_THE REQUEST_
Rewrite every one of these records with "schematic" swapped for "simplified", keeping everything else unchanged.

_GIVEN INFORMATION_
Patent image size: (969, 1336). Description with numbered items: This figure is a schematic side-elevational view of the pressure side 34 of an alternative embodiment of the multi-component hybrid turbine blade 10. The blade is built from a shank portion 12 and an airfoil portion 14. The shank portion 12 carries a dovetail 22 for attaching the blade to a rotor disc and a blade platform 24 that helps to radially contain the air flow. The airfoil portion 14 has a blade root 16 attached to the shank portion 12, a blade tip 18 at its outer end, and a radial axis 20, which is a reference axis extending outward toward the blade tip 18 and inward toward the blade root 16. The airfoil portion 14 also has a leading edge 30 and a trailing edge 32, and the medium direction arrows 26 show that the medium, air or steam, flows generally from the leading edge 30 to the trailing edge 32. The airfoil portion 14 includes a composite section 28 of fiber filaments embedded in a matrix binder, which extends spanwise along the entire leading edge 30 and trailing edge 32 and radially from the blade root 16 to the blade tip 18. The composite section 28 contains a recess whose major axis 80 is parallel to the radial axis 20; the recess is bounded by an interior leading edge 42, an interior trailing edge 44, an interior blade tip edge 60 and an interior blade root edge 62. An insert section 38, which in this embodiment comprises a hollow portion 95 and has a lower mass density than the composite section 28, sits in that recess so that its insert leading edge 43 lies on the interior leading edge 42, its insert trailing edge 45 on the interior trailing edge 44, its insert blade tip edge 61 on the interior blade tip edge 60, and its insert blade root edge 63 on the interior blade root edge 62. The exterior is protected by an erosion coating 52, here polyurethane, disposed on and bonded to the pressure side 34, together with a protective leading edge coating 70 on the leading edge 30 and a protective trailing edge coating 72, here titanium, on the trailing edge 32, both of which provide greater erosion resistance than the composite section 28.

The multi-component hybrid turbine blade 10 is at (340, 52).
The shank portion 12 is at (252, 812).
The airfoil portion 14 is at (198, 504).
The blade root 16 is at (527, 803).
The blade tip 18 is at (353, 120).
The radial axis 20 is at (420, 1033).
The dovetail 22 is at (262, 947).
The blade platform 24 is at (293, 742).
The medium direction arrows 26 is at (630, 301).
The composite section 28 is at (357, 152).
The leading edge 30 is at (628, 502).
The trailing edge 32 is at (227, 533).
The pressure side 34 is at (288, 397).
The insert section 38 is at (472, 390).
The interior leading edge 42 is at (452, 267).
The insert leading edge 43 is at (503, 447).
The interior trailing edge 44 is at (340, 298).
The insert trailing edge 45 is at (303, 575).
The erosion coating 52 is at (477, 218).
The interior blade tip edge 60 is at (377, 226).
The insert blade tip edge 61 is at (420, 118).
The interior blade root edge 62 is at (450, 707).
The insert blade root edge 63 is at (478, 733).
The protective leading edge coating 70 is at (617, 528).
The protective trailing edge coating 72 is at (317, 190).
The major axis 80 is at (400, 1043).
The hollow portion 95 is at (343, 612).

_FULL OUTPUT_
Patent image size: (969, 1336). Description with numbered items: This figure is a simplified side-elevational view of the pressure side 34 of an alternative embodiment of the multi-component hybrid turbine blade 10. The blade is built from a shank portion 12 and an airfoil portion 14. The shank portion 12 carries a dovetail 22 for attaching the blade to a rotor disc and a blade platform 24 that helps to radially contain the air flow. The airfoil portion 14 has a blade root 16 attached to the shank portion 12, a blade tip 18 at its outer end, and a radial axis 20, which is a reference axis extending outward toward the blade tip 18 and inward toward the blade root 16. The airfoil portion 14 also has a leading edge 30 and a trailing edge 32, and the medium direction arrows 26 show that the medium, air or steam, flows generally from the leading edge 30 to the trailing edge 32. The airfoil portion 14 includes a composite section 28 of fiber filaments embedded in a matrix binder, which extends spanwise along the entire leading edge 30 and trailing edge 32 and radially from the blade root 16 to the blade tip 18. The composite section 28 contains a recess whose major axis 80 is parallel to the radial axis 20; the recess is bounded by an interior leading edge 42, an interior trailing edge 44, an interior blade tip edge 60 and an interior blade root edge 62. An insert section 38, which in this embodiment comprises a hollow portion 95 and has a lower mass density than the composite section 28, sits in that recess so that its insert leading edge 43 lies on the interior leading edge 42, its insert trailing edge 45 on the interior trailing edge 44, its insert blade tip edge 61 on the interior blade tip edge 60, and its insert blade root edge 63 on the interior blade root edge 62. The exterior is protected by an erosion coating 52, here polyurethane, disposed on and bonded to the pressure side 34, together with a protective leading edge coating 70 on the leading edge 30 and a protective trailing edge coating 72, here titanium, on the trailing edge 32, both of which provide greater erosion resistance than the composite section 28.

The multi-component hybrid turbine blade 10 is at (340, 52).
The shank portion 12 is at (252, 812).
The airfoil portion 14 is at (198, 504).
The blade root 16 is at (527, 803).
The blade tip 18 is at (353, 120).
The radial axis 20 is at (420, 1033).
The dovetail 22 is at (262, 947).
The blade platform 24 is at (293, 742).
The medium direction arrows 26 is at (630, 301).
The composite section 28 is at (357, 152).
The leading edge 30 is at (628, 502).
The trailing edge 32 is at (227, 533).
The pressure side 34 is at (288, 397).
The insert section 38 is at (472, 390).
The interior leading edge 42 is at (452, 267).
The insert leading edge 43 is at (503, 447).
The interior trailing edge 44 is at (340, 298).
The insert trailing edge 45 is at (303, 575).
The erosion coating 52 is at (477, 218).
The interior blade tip edge 60 is at (377, 226).
The insert blade tip edge 61 is at (420, 118).
The interior blade root edge 62 is at (450, 707).
The insert blade root edge 63 is at (478, 733).
The protective leading edge coating 70 is at (617, 528).
The protective trailing edge coating 72 is at (317, 190).
The major axis 80 is at (400, 1043).
The hollow portion 95 is at (343, 612).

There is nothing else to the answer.